* [WHAT IS REQUIRED] Repeat, exactly and completely, the material that follows. Omit the pictures.

[Collected data]
::::::::

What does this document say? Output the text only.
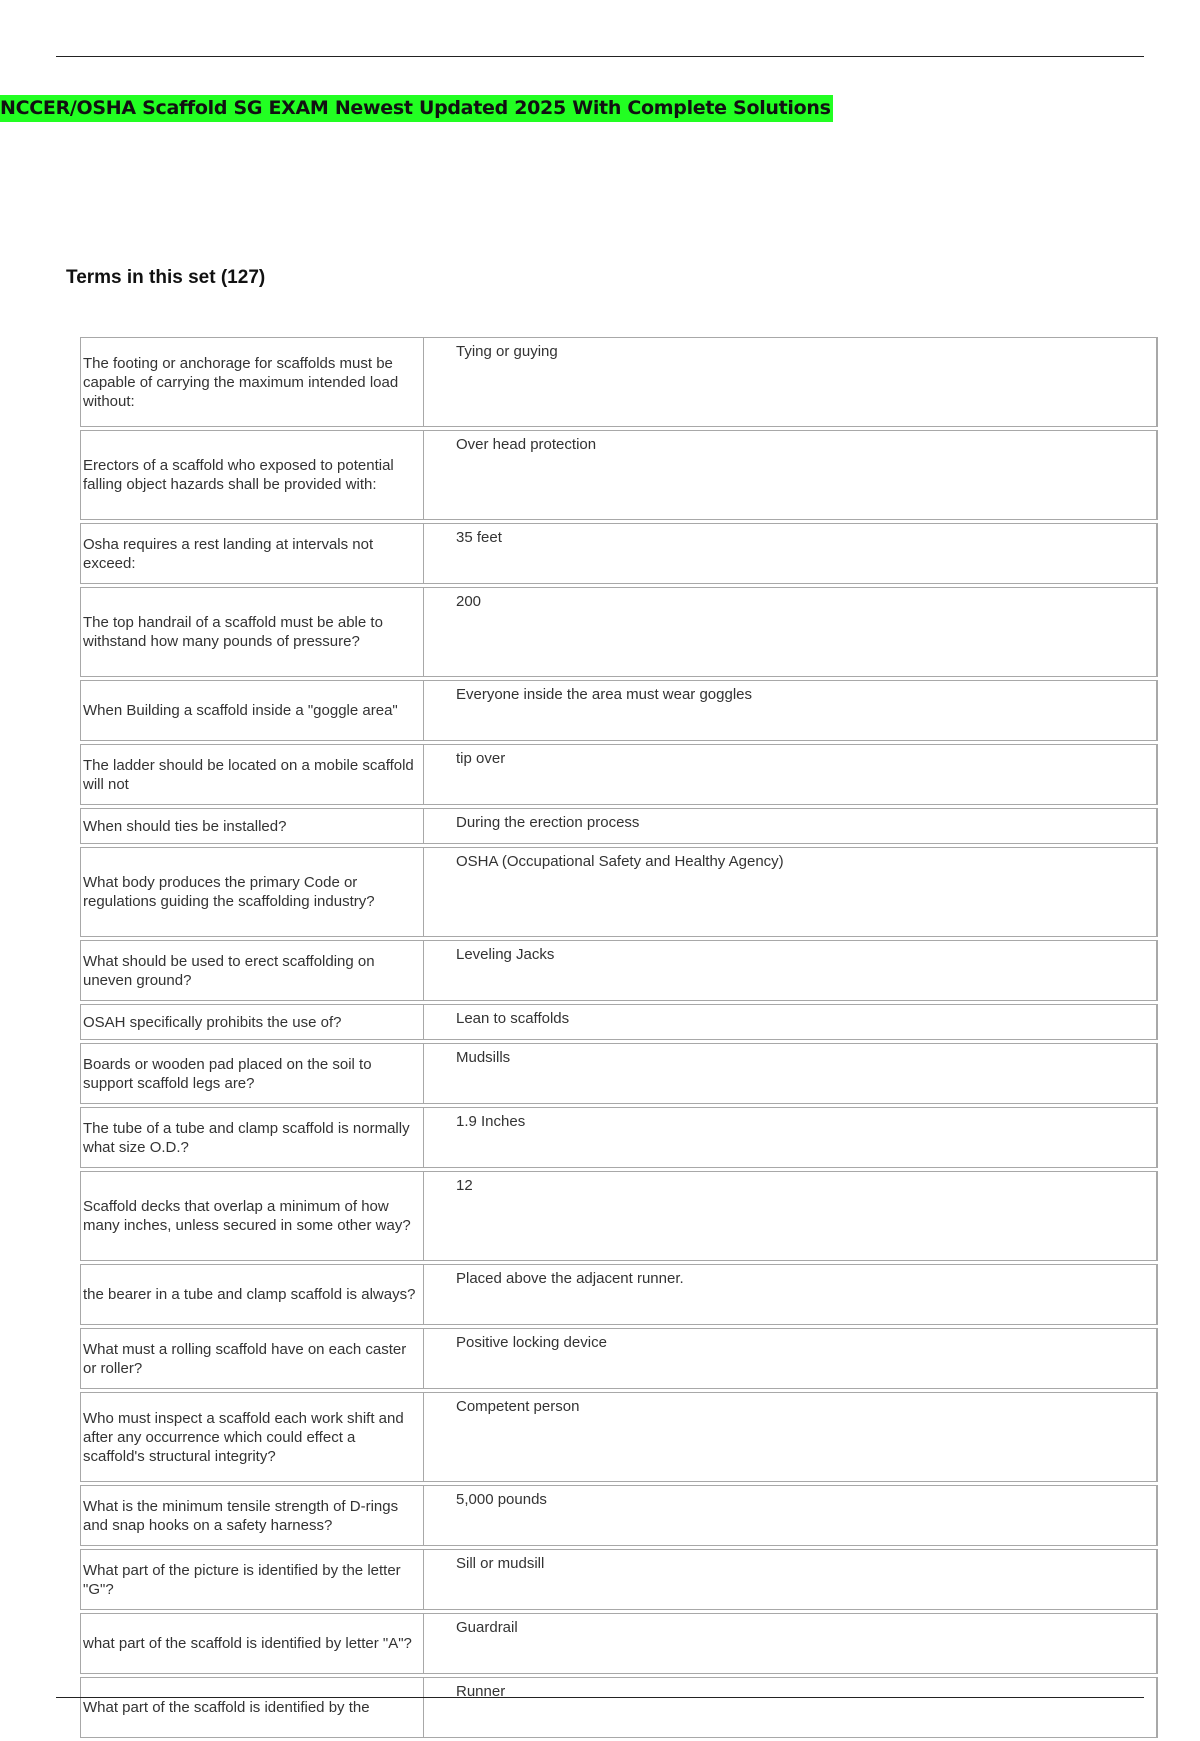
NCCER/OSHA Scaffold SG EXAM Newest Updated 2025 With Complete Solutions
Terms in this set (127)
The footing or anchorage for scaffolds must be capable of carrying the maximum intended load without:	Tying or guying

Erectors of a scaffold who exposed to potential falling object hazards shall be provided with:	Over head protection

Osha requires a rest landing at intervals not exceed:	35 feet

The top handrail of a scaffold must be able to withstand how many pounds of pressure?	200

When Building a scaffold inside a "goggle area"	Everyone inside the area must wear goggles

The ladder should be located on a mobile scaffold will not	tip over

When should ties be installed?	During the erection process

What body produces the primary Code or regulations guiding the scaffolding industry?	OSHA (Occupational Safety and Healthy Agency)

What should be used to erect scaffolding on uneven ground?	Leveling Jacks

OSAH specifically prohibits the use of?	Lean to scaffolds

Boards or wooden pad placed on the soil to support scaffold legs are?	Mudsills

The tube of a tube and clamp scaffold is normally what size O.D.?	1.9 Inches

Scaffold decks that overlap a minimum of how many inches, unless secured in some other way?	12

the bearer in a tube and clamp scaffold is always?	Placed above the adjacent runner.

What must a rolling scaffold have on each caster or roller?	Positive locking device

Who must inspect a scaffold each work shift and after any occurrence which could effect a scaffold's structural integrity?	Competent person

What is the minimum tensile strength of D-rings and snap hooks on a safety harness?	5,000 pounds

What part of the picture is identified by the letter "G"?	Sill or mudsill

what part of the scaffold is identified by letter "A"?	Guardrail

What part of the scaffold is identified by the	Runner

::::::::

* [SOLUTION]
What does this document say? Output the text only.
NCCER/OSHA Scaffold SG EXAM Newest Updated 2025 With Complete Solutions
Terms in this set (127)
The footing or anchorage for scaffolds must be capable of carrying the maximum intended load without:	Tying or guying

Erectors of a scaffold who exposed to potential falling object hazards shall be provided with:	Over head protection

Osha requires a rest landing at intervals not exceed:	35 feet

The top handrail of a scaffold must be able to withstand how many pounds of pressure?	200

When Building a scaffold inside a "goggle area"	Everyone inside the area must wear goggles

The ladder should be located on a mobile scaffold will not	tip over

When should ties be installed?	During the erection process

What body produces the primary Code or regulations guiding the scaffolding industry?	OSHA (Occupational Safety and Healthy Agency)

What should be used to erect scaffolding on uneven ground?	Leveling Jacks

OSAH specifically prohibits the use of?	Lean to scaffolds

Boards or wooden pad placed on the soil to support scaffold legs are?	Mudsills

The tube of a tube and clamp scaffold is normally what size O.D.?	1.9 Inches

Scaffold decks that overlap a minimum of how many inches, unless secured in some other way?	12

the bearer in a tube and clamp scaffold is always?	Placed above the adjacent runner.

What must a rolling scaffold have on each caster or roller?	Positive locking device

Who must inspect a scaffold each work shift and after any occurrence which could effect a scaffold's structural integrity?	Competent person

What is the minimum tensile strength of D-rings and snap hooks on a safety harness?	5,000 pounds

What part of the picture is identified by the letter "G"?	Sill or mudsill

what part of the scaffold is identified by letter "A"?	Guardrail

What part of the scaffold is identified by the	Runner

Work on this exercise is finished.